Aim of the task — Type every record exactly as it appears.

Given data —
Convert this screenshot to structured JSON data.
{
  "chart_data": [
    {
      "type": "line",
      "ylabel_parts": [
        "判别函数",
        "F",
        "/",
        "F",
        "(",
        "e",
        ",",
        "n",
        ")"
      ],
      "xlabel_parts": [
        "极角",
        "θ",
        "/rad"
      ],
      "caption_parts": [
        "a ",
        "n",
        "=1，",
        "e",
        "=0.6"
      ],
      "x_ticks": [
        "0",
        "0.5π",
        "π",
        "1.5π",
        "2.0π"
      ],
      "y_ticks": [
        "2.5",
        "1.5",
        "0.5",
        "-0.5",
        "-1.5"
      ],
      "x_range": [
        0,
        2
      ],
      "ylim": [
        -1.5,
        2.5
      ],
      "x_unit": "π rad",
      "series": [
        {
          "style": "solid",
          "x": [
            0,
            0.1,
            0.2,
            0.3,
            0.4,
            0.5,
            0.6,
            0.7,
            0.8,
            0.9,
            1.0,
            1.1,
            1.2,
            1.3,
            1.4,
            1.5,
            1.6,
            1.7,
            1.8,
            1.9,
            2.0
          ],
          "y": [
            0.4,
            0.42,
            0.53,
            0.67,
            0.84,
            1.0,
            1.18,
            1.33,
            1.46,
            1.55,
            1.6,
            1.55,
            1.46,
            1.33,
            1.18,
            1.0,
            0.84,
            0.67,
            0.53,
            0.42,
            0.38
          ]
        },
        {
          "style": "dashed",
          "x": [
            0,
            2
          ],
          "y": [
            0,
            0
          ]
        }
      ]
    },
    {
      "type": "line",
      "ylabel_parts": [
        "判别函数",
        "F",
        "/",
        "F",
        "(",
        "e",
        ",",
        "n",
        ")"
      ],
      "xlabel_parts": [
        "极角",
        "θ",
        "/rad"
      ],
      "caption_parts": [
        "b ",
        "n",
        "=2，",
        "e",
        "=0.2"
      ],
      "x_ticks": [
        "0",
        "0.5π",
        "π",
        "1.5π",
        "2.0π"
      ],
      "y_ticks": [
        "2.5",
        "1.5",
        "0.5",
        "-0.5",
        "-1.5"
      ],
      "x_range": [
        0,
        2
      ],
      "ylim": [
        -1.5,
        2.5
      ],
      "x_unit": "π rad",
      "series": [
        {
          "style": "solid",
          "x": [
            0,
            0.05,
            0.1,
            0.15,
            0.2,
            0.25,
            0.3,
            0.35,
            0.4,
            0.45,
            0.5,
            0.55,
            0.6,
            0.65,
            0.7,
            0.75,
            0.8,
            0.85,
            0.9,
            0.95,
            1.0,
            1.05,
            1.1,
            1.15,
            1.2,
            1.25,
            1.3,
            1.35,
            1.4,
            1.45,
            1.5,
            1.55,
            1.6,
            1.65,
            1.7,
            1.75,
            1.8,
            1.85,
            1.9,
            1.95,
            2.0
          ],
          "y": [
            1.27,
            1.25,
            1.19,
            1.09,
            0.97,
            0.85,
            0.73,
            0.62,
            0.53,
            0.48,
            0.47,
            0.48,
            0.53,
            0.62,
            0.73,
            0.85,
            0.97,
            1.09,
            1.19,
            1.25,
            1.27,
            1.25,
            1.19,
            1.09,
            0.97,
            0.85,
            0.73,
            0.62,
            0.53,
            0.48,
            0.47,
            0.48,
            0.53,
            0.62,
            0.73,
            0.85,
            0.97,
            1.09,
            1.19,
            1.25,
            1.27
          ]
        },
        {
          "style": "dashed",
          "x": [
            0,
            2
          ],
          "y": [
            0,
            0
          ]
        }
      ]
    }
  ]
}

Output for this task —
Convert this screenshot to structured JSON data.
{
  "chart_data": [
    {
      "type": "line",
      "ylabel_parts": [
        "判别函数",
        "F",
        "/",
        "F",
        "(",
        "e",
        ",",
        "n",
        ")"
      ],
      "xlabel_parts": [
        "极角",
        "θ",
        "/rad"
      ],
      "caption_parts": [
        "a ",
        "n",
        "=1，",
        "e",
        "=0.6"
      ],
      "x_ticks": [
        "0",
        "0.5π",
        "π",
        "1.5π",
        "2.0π"
      ],
      "y_ticks": [
        "2.5",
        "1.5",
        "0.5",
        "-0.5",
        "-1.5"
      ],
      "x_range": [
        0,
        2
      ],
      "ylim": [
        -1.5,
        2.5
      ],
      "x_unit": "π rad",
      "series": [
        {
          "style": "solid",
          "x": [
            0,
            0.1,
            0.2,
            0.3,
            0.4,
            0.5,
            0.6,
            0.7,
            0.8,
            0.9,
            1.0,
            1.1,
            1.2,
            1.3,
            1.4,
            1.5,
            1.6,
            1.7,
            1.8,
            1.9,
            2.0
          ],
          "y": [
            0.4,
            0.42,
            0.53,
            0.67,
            0.84,
            1.0,
            1.18,
            1.33,
            1.46,
            1.55,
            1.6,
            1.55,
            1.46,
            1.33,
            1.18,
            1.0,
            0.84,
            0.67,
            0.53,
            0.42,
            0.38
          ]
        },
        {
          "style": "dashed",
          "x": [
            0,
            2
          ],
          "y": [
            0,
            0
          ]
        }
      ]
    },
    {
      "type": "line",
      "ylabel_parts": [
        "判别函数",
        "F",
        "/",
        "F",
        "(",
        "e",
        ",",
        "n",
        ")"
      ],
      "xlabel_parts": [
        "极角",
        "θ",
        "/rad"
      ],
      "caption_parts": [
        "b ",
        "n",
        "=2，",
        "e",
        "=0.2"
      ],
      "x_ticks": [
        "0",
        "0.5π",
        "π",
        "1.5π",
        "2.0π"
      ],
      "y_ticks": [
        "2.5",
        "1.5",
        "0.5",
        "-0.5",
        "-1.5"
      ],
      "x_range": [
        0,
        2
      ],
      "ylim": [
        -1.5,
        2.5
      ],
      "x_unit": "π rad",
      "series": [
        {
          "style": "solid",
          "x": [
            0,
            0.05,
            0.1,
            0.15,
            0.2,
            0.25,
            0.3,
            0.35,
            0.4,
            0.45,
            0.5,
            0.55,
            0.6,
            0.65,
            0.7,
            0.75,
            0.8,
            0.85,
            0.9,
            0.95,
            1.0,
            1.05,
            1.1,
            1.15,
            1.2,
            1.25,
            1.3,
            1.35,
            1.4,
            1.45,
            1.5,
            1.55,
            1.6,
            1.65,
            1.7,
            1.75,
            1.8,
            1.85,
            1.9,
            1.95,
            2.0
          ],
          "y": [
            1.27,
            1.25,
            1.19,
            1.09,
            0.97,
            0.85,
            0.73,
            0.62,
            0.53,
            0.48,
            0.47,
            0.48,
            0.53,
            0.62,
            0.73,
            0.85,
            0.97,
            1.09,
            1.19,
            1.25,
            1.27,
            1.25,
            1.19,
            1.09,
            0.97,
            0.85,
            0.73,
            0.62,
            0.53,
            0.48,
            0.47,
            0.48,
            0.53,
            0.62,
            0.73,
            0.85,
            0.97,
            1.09,
            1.19,
            1.25,
            1.27
          ]
        },
        {
          "style": "dashed",
          "x": [
            0,
            2
          ],
          "y": [
            0,
            0
          ]
        }
      ]
    }
  ]
}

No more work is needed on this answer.